> **提示された文章**:
++++++++
その桜並木の木陰から見える海の景色(写真7中段)を写しました。遠くに見える島は、佐柳島(さなぎしま:多度津町の有人島、面積1.83平方km、周囲6.6km)です。

 地図2には粟島と佐柳島の間に小さな島、先に「海賊が出没した島」で書いた二面島が浮かんでいます。

 粟島は昭和30年代初期まで粟島西浜で阿島山から良質の土が産出されたこともあって瓦製造が盛んでした。隣の島から船で西浜へ通ってきて島の人口は4千人もいたといいます。「粟島瓦」は硬く、積雪に強いため、中国地方の山間部での需要が高かったそうです。
 今回は見学することが出来ませんでしたが、西浜には西日本では最古の達磨窯(市文化財)が現存しています。


島四国88ヶ所

 四国には讃岐国に生まれた弘法大師(空海)のゆかりの地を巡る四国88ヶ所が有名ですが、粟島にも島四国88ヶ所があります。

 先に触れた「詫間町歴史散歩」の中の北前船(三)には、「旧暦の3月21日には粟島の島四国88ケ所巡りのお遍路さんで早朝から渡海船はピストン輸送し、島にはさわやかな鈴の音が鳴り響いて一日中にぎわいます。今年はちょうど日曜日の5月8日でしたので勤め人や学生も参加が出来非常な人出でした。

 このミニ四国88ケ所は今から150年前の文政10年(1827)に粟島の持船が88隻あったのを記念して堺屋治右衛門が世話人となって、船1隻持っている人に1つの石仏を寄進させて島に散らばらせたものであります。1番が梵音寺境内にあり、それから時計の針の回わるように島を一周します。1船1基でありますので、1人が船を6隻も持っている人は6つも石仏を寄進しますが、1隻しか持っていない人は多くしたくても1基しか寄進出来ません。
++++++++
> **与えられた情報**:
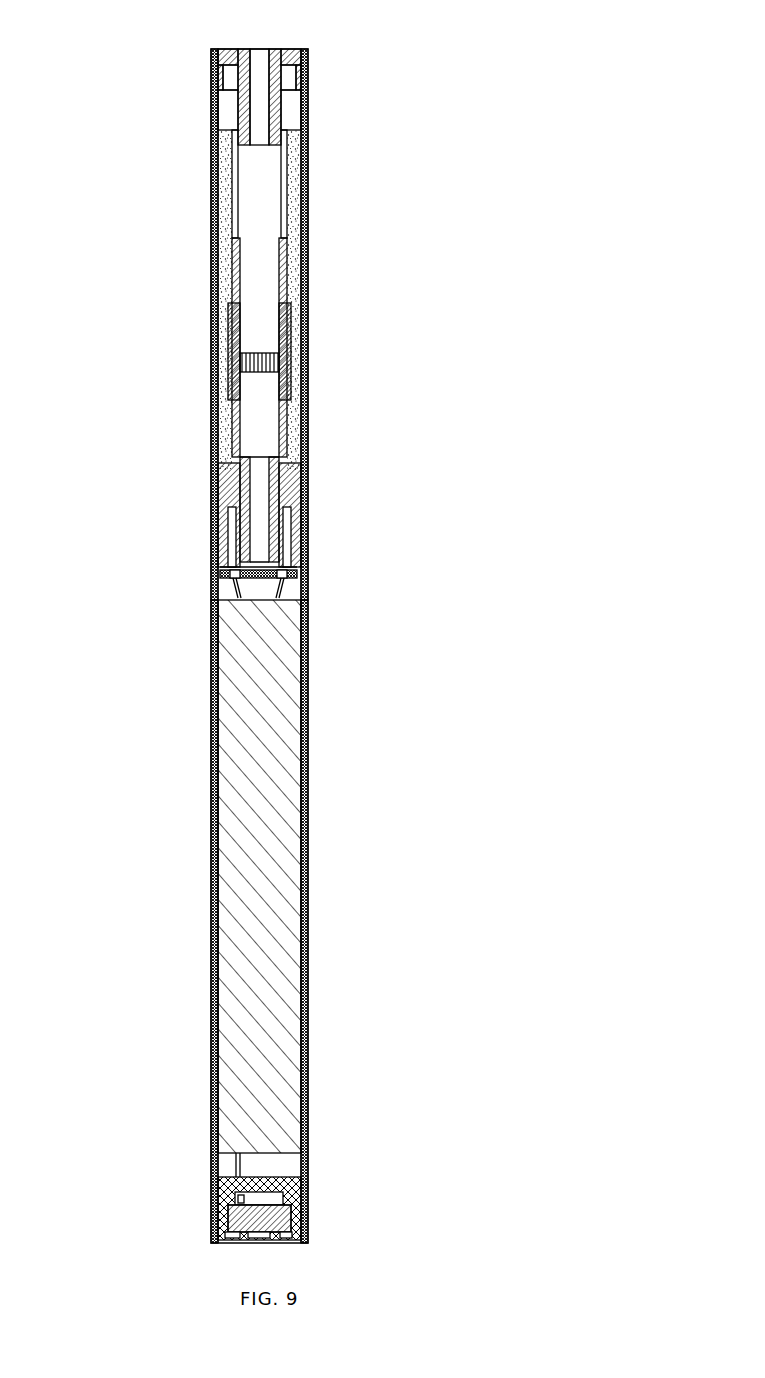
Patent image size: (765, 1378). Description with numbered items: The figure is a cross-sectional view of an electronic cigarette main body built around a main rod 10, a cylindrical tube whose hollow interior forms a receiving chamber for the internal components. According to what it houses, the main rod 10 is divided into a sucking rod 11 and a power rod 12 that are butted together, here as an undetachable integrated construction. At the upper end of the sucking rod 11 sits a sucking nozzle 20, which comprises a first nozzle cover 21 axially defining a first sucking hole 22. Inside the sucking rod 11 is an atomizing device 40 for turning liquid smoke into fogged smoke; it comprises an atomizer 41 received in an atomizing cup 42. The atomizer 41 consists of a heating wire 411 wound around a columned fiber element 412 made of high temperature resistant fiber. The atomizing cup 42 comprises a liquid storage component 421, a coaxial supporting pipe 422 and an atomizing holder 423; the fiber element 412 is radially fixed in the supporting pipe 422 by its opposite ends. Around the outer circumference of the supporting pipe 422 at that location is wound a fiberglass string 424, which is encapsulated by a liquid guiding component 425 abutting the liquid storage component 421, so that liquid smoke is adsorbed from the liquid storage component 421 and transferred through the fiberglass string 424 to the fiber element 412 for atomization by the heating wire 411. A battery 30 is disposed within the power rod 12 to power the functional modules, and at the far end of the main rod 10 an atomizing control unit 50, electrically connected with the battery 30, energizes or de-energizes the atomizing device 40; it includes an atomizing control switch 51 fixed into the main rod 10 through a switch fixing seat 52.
++++++++
> **作業内容**:
a: 粟島についての文章のうち、「粟島は昭和30年代初期まで粟」から「参加が出来非常な人出でした。」までを、両端も含めてそのまま書き写してください。
b: 粟島についての文章によると、「粟島瓦」が中国地方の山間部で需要が高かったのはなぜか。
c: 粟島についての文章を、最後の文の次から書き継ぐこと。
データは別の出典から取ったものである。

> **各作業の結果**:
a:
粟島は昭和30年代初期まで粟島西浜で阿島山から良質の土が産出されたこともあって瓦製造が盛んでした。隣の島から船で西浜へ通ってきて島の人口は4千人もいたといいます。「粟島瓦」は硬く、積雪に強いため、中国地方の山間部での需要が高かったそうです。
 今回は見学することが出来ませんでしたが、西浜には西日本では最古の達磨窯(市文化財)が現存しています。


島四国88ヶ所

 四国には讃岐国に生まれた弘法大師(空海)のゆかりの地を巡る四国88ヶ所が有名ですが、粟島にも島四国88ヶ所があります。

 先に触れた「詫間町歴史散歩」の中の北前船(三)には、「旧暦の3月21日には粟島の島四国88ケ所巡りのお遍路さんで早朝から渡海船はピストン輸送し、島にはさわやかな鈴の音が鳴り響いて一日中にぎわいます。今年はちょうど日曜日の5月8日でしたので勤め人や学生も参加が出来非常な人出でした。

b: 硬く、積雪に強いため。

c:
 また、船を持っていない人は寄進する資格がなかった訳です。建立した当時は、石仏だけが露に打たれて座っていましたが、後から近くの人が金を出し合って、6畳敷、8畳敷ほどのお堂を建てたところも20近くあります」と島四国88ヶ所を説明しています。




写真10上段:粟島の島四国巡礼(詫間町歴史散歩から)

 
 中段:下新田付近の海岸道路(平成20年10月21日撮影)

  
下段:新新田付近で見かけた石仏(平成20年10月21日撮影)


 この文面の今から150年前は昭和52年(1977)で、調べてみると5月8日が日曜日でした。ちなみに、昭和52年はどんな出来事があったのかを週間20世紀(朝日新聞社)でみると、「特集1・『文革』終わり、中国に春の訪れ。特集2・打った!756号王が世界新記録。特集3・流血続く『三里塚』開港控え激震の日々。特集4・ゆとり教育、塾過熱…戦後教育の過熱」を記載していました。

 そのころの遍路の様子を上記「詫間町歴史散歩」に掲載されている島四国(写真10上段)に見ることができます。

 写真10中段は平成20年10月21日に写した島の西方向の海岸沿いですが、山が海岸まで迫り民家も少なく、出会ったのはヘルメットも被らぬおばさんだけでした。写真10下段は海岸沿いの道路際の石仏です。札所の番号が書いていなかったので、その後信仰心の厚い島民が作った約300体近い石仏のひとつかもしれません。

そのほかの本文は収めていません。